## To be done:
Copy out the lines that include the word "Latin".

## Dataset items:
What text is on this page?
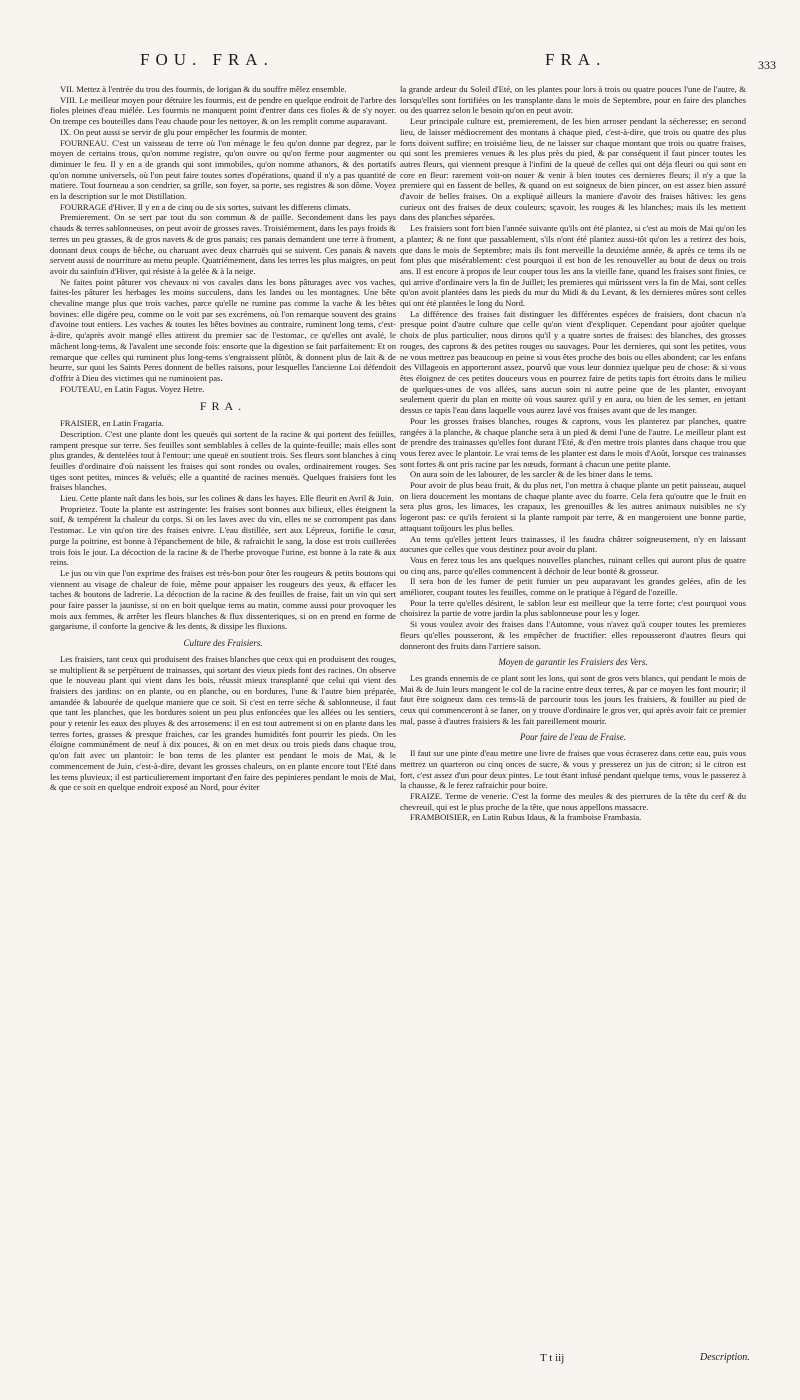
FOU. FRA.	FRA.	333

VII. Mettez à l'entrée du trou des fourmis, de lorigan & du souffre mêlez ensemble.

VIII. Le meilleur moyen pour détruire les fourmis, est de pendre en quelque endroit de l'arbre des fioles pleines d'eau miélée. Les fourmis ne manquent point d'entrer dans ces fioles & de s'y noyer. On trempe ces bouteilles dans l'eau chaude pour les nettoyer, & on les remplit comme auparavant.

IX. On peut aussi se servir de glu pour empêcher les fourmis de monter.

FOURNEAU. C'est un vaisseau de terre où l'on ménage le feu qu'on donne par degrez, par le moyen de certains trous, qu'on nomme registre, qu'on ouvre ou qu'on ferme pour augmenter ou diminuer le feu. Il y en a de grands qui sont immobiles, qu'on nomme athanors, & des portatifs qu'on nomme universels, où l'on peut faire toutes sortes d'opérations, quand il n'y a pas quantité de matiere. Tout fourneau a son cendrier, sa grille, son foyer, sa porte, ses registres & son dôme. Voyez en la description sur le mot Distillation.

FOURRAGE d'Hiver. Il y en a de cinq ou de six sortes, suivant les differens climats.

Premierement. On se sert par tout du son commun & de paille. Secondement dans les pays chauds & terres sablonneuses, on peut avoir de grosses raves. Troisiémement, dans les pays froids & terres un peu grasses, & de gros navets & de gros panais; ces panais demandent une terre à froment, donnant deux coups de bêche, ou charuant avec deux charruës qui se suivent. Ces panais & navets servent aussi de nourriture au menu peuple. Quatriémement, dans les terres les plus maigres, on peut avoir du sainfoin d'Hiver, qui résiste à la gelée & à la neige.

Ne faites point pâturer vos chevaux ni vos cavales dans les bons pâturages avec vos vaches, faites-les pâturer les herbages les moins succulens, dans les landes ou les montagnes. Une bête chevaline mange plus que trois vaches, parce qu'elle ne rumine pas comme la vache & les bêtes bovines: elle digére peu, comme on le voit par ses excrémens, où l'on remarque souvent des grains d'avoine tout entiers. Les vaches & toutes les bêtes bovines au contraire, ruminent long tems, c'est-à-dire, qu'après avoir mangé elles attirent du premier sac de l'estomac, ce qu'elles ont avalé, le mâchent long-tems, & l'avalent une seconde fois: ensorte que la digestion se fait parfaitement: Et on remarque que celles qui ruminent plus long-tems s'engraissent plûtôt, & donnent plus de lait & de beurre, sur quoi les Saints Peres donnent de belles raisons, pour lesquelles l'ancienne Loi défendoit d'offrir à Dieu des victimes qui ne ruminoient pas.

FOUTEAU, en Latin Fagus. Voyez Hetre.

FRA.

FRAISIER, en Latin Fragaria.

Description. C'est une plante dont les queuës qui sortent de la racine & qui portent des feüilles, rampent presque sur terre. Ses feuilles sont semblables à celles de la quinte-feuille; mais elles sont plus grandes, & dentelées tout à l'entour: une queuë en soutient trois. Ses fleurs sont blanches à cinq feuilles d'ordinaire d'où naissent les fraises qui sont rondes ou ovales, ordinairement rouges. Ses tiges sont petites, minces & veluës; elle a quantité de racines menuës. Quelques fraisiers font les fraises blanches.

Lieu. Cette plante naît dans les bois, sur les colines & dans les hayes. Elle fleurit en Avril & Juin.

Proprietez. Toute la plante est astringente: les fraises sont bonnes aux bilieux, elles éteignent la soif, & tempérent la chaleur du corps. Si on les laves avec du vin, elles ne se corrompent pas dans l'estomac. Le vin qu'on tire des fraises enivre. L'eau distillée, sert aux Lépreux, fortifie le cœur, purge la poitrine, est bonne à l'épanchement de bile, & rafraichit le sang, la dose est trois cuillerées trois fois le jour. La décoction de la racine & de l'herbe provoque l'urine, est bonne à la rate & aux reins.

Le jus ou vin que l'on exprime des fraises est très-bon pour ôter les rougeurs & petits boutons qui viennent au visage de chaleur de foie, même pour appaiser les rougeurs des yeux, & effacer les taches & boutons de ladrerie. La décoction de la racine & des feuilles de fraise, fait un vin qui sert pour faire passer la jaunisse, si on en boit quelque tems au matin, comme aussi pour provoquer les mois aux femmes, & arrêter les fleurs blanches & flux dissenteriques, si on en prend en forme de gargarisme, il conforte la gencive & les dents, & dissipe les fluxions.

Culture des Fraisiers.

Les fraisiers, tant ceux qui produisent des fraises blanches que ceux qui en produisent des rouges, se multiplient & se perpétuent de trainasses, qui sortant des vieux pieds font des racines. On observe que le nouveau plant qui vient dans les bois, réussit mieux transplanté que celui qui vient des fraisiers des jardins: on en plante, ou en planche, ou en bordures, l'une & l'autre bien préparée, amandée & labourée de quelque maniere que ce soit. Si c'est en terre séche & sablonneuse, il faut que tant les planches, que les bordures soient un peu plus enfoncées que les allées ou les sentiers, pour y retenir les eaux des pluyes & des arrosemens: il en est tout autrement si on en plante dans les terres fortes, grasses & presque fraiches, car les grandes humidités font pourrir les pieds. On les éloigne communément de neuf à dix pouces, & on en met deux ou trois pieds dans chaque trou, qu'on fait avec un plantoir: le bon tems de les planter est pendant le mois de Mai, & le commencement de Juin, c'est-à-dire, devant les grosses chaleurs, on en plante encore tout l'Eté dans les tems pluvieux; il est particulierement important d'en faire des pepinieres pendant le mois de Mai, & que ce soit en quelque endroit exposé au Nord, pour éviter

la grande ardeur du Soleil d'Eté, on les plantes pour lors à trois ou quatre pouces l'une de l'autre, & lorsqu'elles sont fortifiées on les transplante dans le mois de Septembre, pour en faire des planches ou des quarrez selon le besoin qu'on en peut avoir.

Leur principale culture est, premierement, de les bien arroser pendant la sécheresse; en second lieu, de laisser médiocrement des montans à chaque pied, c'est-à-dire, que trois ou quatre des plus forts doivent suffire; en troisiéme lieu, de ne laisser sur chaque montant que trois ou quatre fraises, qui sont les premieres venues & les plus près du pied, & par conséquent il faut pincer toutes les autres fleurs, qui viennent presque à l'infini de la queuë de celles qui ont déja fleuri ou qui sont en core en fleur: rarement voit-on nouer & venir à bien toutes ces dernieres fleurs; il n'y a que la premiere qui en fassent de belles, & quand on est soigneux de bien pincer, on est assez bien assuré d'avoir de belles fraises. On a expliqué ailleurs la maniere d'avoir des fraises hâtives: les gens curieux ont des fraises de deux couleurs; sçavoir, les rouges & les blanches; mais ils les mettent dans des planches séparées.

Les fraisiers sont fort bien l'année suivante qu'ils ont été plantez, si c'est au mois de Mai qu'on les a plantez; & ne font que passablement, s'ils n'ont été plantez aussi-tôt qu'on les a retirez des bois, que dans le mois de Septembre; mais ils font merveille la deuxiéme année, & après ce tems ils ne font plus que misérablement: c'est pourquoi il est bon de les renouveller au bout de deux ou trois ans. Il est encore à propos de leur couper tous les ans la vieille fane, quand les fraises sont finies, ce qui arrive d'ordinaire vers la fin de Juillet; les premieres qui mûrissent vers la fin de Mai, sont celles qu'on avoit plantées dans les pieds du mur du Midi & du Levant, & les dernieres mûres sont celles qui ont été plantées le long du Nord.

La différence des fraises fait distinguer les différentes espéces de fraisiers, dont chacun n'a presque point d'autre culture que celle qu'on vient d'expliquer. Cependant pour ajoûter quelque choix de plus particulier, nous dirons qu'il y a quatre sortes de fraises: des blanches, des grosses rouges, des caprons & des petites rouges ou sauvages. Pour les dernieres, qui sont les petites, vous ne vous mettrez pas beaucoup en peine si vous êtes proche des bois ou elles abondent; car les enfans des Villageois en apporteront assez, pourvû que vous leur donniez quelque peu de chose: & si vous êtes éloignez de ces petites douceurs vous en pourrez faire de petits tapis fort étroits dans le milieu de quelques-unes de vos allées, sans aucun soin ni autre peine que de les planter, envoyant seulement querir du plan en motte où vous saurez qu'il y en aura, ou bien de les semer, en jettant dessus ce tapis l'eau dans laquelle vous aurez lavé vos fraises avant que de les manger.

Pour les grosses fraises blanches, rouges & caprons, vous les planterez par planches, quatre rangées à la planche, & chaque planche sera à un pied & demi l'une de l'autre. Le meilleur plant est de prendre des trainasses qu'elles font durant l'Eté, & d'en mettre trois plantes dans chaque trou que vous ferez avec le plantoir. Le vrai tems de les planter est dans le mois d'Août, lorsque ces trainasses sont fortes & ont pris racine par les nœuds, formant à chacun une petite plante.

On aura soin de les labourer, de les sarcler & de les biner dans le tems.

Pour avoir de plus beau fruit, & du plus net, l'on mettra à chaque plante un petit paisseau, auquel on liera doucement les montans de chaque plante avec du foarre. Cela fera qu'outre que le fruit en sera plus gros, les limaces, les crapaux, les grenouilles & les autres animaux nuisibles ne s'y logeront pas: ce qu'ils feroient si la plante rampoit par terre, & en mangeroient une bonne partie, attaquant toûjours les plus belles.

Au tems qu'elles jettent leurs trainasses, il les faudra châtrer soigneusement, n'y en laissant aucunes que celles que vous destinez pour avoir du plant.

Vous en ferez tous les ans quelques nouvelles planches, ruinant celles qui auront plus de quatre ou cinq ans, parce qu'elles commencent à déchoir de leur bonté & grosseur.

Il sera bon de les fumer de petit fumier un peu auparavant les grandes gelées, afin de les améliorer, coupant toutes les feuilles, comme on le pratique à l'égard de l'ozeille.

Pour la terre qu'elles désirent, le sablon leur est meilleur que la terre forte; c'est pourquoi vous choisirez la partie de votre jardin la plus sablonneuse pour les y loger.

Si vous voulez avoir des fraises dans l'Automne, vous n'avez qu'à couper toutes les premieres fleurs qu'elles pousseront, & les empêcher de fructifier: elles repousseront d'autres fleurs qui donneront des fruits dans l'arriere saison.

Moyen de garantir les Fraisiers des Vers.

Les grands ennemis de ce plant sont les lons, qui sont de gros vers blancs, qui pendant le mois de Mai & de Juin leurs mangent le col de la racine entre deux terres, & par ce moyen les font mourir; il faut être soigneux dans ces tems-là de parcourir tous les jours les fraisiers, & fouiller au pied de ceux qui commenceront à se faner, on y trouve d'ordinaire le gros ver, qui après avoir fait ce premier mal, passe à d'autres fraisiers & les fait pareillement mourir.

Pour faire de l'eau de Fraise.

Il faut sur une pinte d'eau mettre une livre de fraises que vous écraserez dans cette eau, puis vous mettrez un quarteron ou cinq onces de sucre, & vous y presserez un jus de citron; si le citron est fort, c'est assez d'un pour deux pintes. Le tout étant infusé pendant quelque tems, vous le passerez à la chausse, & le ferez rafraichir pour boire.

FRAIZE. Terme de venerie. C'est la forme des meules & des pierrures de la tête du cerf & du chevreuil, qui est le plus proche de la tête, que nous appellons massacre.

FRAMBOISIER, en Latin Rubus Idaus, & la framboise Frambasia.

T t iij	Description.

## Output below:
FOUTEAU, en Latin Fagus. Voyez Hetre.
FRAISIER, en Latin Fragaria.
FRAMBOISIER, en Latin Rubus Idaus, & la framboise Frambasia.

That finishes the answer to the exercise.